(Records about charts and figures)
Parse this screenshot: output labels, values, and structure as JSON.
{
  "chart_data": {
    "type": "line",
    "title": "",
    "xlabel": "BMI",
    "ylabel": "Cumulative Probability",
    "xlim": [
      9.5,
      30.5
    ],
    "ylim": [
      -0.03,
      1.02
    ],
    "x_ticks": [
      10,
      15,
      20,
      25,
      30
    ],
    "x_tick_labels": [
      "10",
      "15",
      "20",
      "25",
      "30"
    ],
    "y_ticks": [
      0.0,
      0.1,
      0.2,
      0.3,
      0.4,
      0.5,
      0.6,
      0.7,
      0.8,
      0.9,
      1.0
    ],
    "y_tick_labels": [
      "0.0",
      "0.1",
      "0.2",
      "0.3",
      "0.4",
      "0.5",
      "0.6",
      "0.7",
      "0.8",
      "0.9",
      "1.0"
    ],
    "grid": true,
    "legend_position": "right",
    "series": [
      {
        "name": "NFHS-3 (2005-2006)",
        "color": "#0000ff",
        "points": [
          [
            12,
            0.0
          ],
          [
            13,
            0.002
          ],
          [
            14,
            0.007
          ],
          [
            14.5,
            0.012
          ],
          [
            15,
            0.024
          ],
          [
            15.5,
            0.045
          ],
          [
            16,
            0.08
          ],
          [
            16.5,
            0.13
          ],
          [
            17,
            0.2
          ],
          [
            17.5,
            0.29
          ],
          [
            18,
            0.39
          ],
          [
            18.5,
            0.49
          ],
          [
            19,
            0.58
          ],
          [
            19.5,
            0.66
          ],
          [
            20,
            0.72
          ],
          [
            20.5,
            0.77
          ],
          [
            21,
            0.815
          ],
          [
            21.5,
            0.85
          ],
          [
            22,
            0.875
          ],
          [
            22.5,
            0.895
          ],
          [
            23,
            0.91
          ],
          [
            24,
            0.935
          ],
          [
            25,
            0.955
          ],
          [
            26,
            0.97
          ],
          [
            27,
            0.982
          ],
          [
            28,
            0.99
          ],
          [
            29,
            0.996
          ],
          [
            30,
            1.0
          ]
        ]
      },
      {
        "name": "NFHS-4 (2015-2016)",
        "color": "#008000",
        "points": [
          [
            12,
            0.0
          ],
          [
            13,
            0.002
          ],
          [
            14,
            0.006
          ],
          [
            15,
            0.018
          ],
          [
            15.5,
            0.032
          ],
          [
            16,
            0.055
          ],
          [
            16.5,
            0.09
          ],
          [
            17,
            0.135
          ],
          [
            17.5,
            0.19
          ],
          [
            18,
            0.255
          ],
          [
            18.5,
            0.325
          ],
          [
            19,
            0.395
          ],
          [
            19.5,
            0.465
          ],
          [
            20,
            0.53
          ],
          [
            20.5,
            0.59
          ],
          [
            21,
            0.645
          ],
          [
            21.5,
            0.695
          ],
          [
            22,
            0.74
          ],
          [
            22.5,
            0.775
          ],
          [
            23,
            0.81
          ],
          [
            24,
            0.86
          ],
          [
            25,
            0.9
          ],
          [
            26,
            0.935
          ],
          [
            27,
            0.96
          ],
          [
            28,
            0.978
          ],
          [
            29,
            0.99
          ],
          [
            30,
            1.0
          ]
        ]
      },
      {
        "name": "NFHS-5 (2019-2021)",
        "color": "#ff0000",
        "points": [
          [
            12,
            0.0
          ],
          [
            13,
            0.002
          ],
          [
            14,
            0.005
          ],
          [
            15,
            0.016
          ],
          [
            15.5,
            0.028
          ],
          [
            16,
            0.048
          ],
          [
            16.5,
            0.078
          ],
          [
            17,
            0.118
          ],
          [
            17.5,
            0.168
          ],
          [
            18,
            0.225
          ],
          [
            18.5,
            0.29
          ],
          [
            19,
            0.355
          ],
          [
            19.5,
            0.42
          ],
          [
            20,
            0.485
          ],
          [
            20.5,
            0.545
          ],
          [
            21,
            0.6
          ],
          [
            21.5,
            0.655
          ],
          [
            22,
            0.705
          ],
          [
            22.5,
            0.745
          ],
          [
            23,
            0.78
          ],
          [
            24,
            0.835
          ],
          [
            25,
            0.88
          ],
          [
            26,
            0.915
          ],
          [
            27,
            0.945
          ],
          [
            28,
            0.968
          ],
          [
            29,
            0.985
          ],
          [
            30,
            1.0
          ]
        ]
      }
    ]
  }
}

* [PROBLEM]: Copy out each line of the data containing the string "name".

* [SOLUTION FOR THIS TASK]:
        "name": "NFHS-3 (2005-2006)",
        "name": "NFHS-4 (2015-2016)",
        "name": "NFHS-5 (2019-2021)",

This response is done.